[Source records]
_ _ _ _

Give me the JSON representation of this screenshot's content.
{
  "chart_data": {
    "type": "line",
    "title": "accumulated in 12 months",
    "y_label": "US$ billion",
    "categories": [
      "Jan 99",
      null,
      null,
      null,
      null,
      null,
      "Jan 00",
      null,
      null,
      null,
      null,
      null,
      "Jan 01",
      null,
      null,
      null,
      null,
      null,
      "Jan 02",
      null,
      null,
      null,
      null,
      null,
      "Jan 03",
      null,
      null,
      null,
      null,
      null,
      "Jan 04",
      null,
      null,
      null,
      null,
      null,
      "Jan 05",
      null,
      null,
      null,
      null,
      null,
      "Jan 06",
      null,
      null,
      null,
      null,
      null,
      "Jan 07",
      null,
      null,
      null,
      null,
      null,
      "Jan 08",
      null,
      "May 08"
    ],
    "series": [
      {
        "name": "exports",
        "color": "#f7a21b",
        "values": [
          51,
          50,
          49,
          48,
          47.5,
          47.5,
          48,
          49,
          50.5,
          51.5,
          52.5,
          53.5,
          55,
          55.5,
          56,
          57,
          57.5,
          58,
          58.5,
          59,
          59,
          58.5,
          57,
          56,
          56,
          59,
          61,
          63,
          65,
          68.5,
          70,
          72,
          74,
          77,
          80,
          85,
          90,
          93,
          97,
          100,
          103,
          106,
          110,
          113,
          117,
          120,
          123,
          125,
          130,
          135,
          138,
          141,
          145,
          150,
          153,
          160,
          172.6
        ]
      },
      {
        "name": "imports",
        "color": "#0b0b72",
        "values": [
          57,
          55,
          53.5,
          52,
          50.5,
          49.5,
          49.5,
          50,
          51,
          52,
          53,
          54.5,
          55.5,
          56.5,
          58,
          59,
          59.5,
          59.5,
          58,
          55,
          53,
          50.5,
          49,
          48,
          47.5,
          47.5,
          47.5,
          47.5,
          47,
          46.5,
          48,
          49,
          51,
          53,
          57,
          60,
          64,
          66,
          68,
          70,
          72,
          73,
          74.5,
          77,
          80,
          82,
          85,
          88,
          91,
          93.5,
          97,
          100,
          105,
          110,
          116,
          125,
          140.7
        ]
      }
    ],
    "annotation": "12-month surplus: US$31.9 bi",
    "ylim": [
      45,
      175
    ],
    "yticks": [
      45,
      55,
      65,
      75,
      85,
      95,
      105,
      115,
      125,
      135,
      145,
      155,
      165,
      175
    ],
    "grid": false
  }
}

_ _ _ _

(GOAL): Repeat the data precisely, line by line.

(RESULT BELOW):
Give me the JSON representation of this screenshot's content.
{
  "chart_data": {
    "type": "line",
    "title": "accumulated in 12 months",
    "y_label": "US$ billion",
    "categories": [
      "Jan 99",
      null,
      null,
      null,
      null,
      null,
      "Jan 00",
      null,
      null,
      null,
      null,
      null,
      "Jan 01",
      null,
      null,
      null,
      null,
      null,
      "Jan 02",
      null,
      null,
      null,
      null,
      null,
      "Jan 03",
      null,
      null,
      null,
      null,
      null,
      "Jan 04",
      null,
      null,
      null,
      null,
      null,
      "Jan 05",
      null,
      null,
      null,
      null,
      null,
      "Jan 06",
      null,
      null,
      null,
      null,
      null,
      "Jan 07",
      null,
      null,
      null,
      null,
      null,
      "Jan 08",
      null,
      "May 08"
    ],
    "series": [
      {
        "name": "exports",
        "color": "#f7a21b",
        "values": [
          51,
          50,
          49,
          48,
          47.5,
          47.5,
          48,
          49,
          50.5,
          51.5,
          52.5,
          53.5,
          55,
          55.5,
          56,
          57,
          57.5,
          58,
          58.5,
          59,
          59,
          58.5,
          57,
          56,
          56,
          59,
          61,
          63,
          65,
          68.5,
          70,
          72,
          74,
          77,
          80,
          85,
          90,
          93,
          97,
          100,
          103,
          106,
          110,
          113,
          117,
          120,
          123,
          125,
          130,
          135,
          138,
          141,
          145,
          150,
          153,
          160,
          172.6
        ]
      },
      {
        "name": "imports",
        "color": "#0b0b72",
        "values": [
          57,
          55,
          53.5,
          52,
          50.5,
          49.5,
          49.5,
          50,
          51,
          52,
          53,
          54.5,
          55.5,
          56.5,
          58,
          59,
          59.5,
          59.5,
          58,
          55,
          53,
          50.5,
          49,
          48,
          47.5,
          47.5,
          47.5,
          47.5,
          47,
          46.5,
          48,
          49,
          51,
          53,
          57,
          60,
          64,
          66,
          68,
          70,
          72,
          73,
          74.5,
          77,
          80,
          82,
          85,
          88,
          91,
          93.5,
          97,
          100,
          105,
          110,
          116,
          125,
          140.7
        ]
      }
    ],
    "annotation": "12-month surplus: US$31.9 bi",
    "ylim": [
      45,
      175
    ],
    "yticks": [
      45,
      55,
      65,
      75,
      85,
      95,
      105,
      115,
      125,
      135,
      145,
      155,
      165,
      175
    ],
    "grid": false
  }
}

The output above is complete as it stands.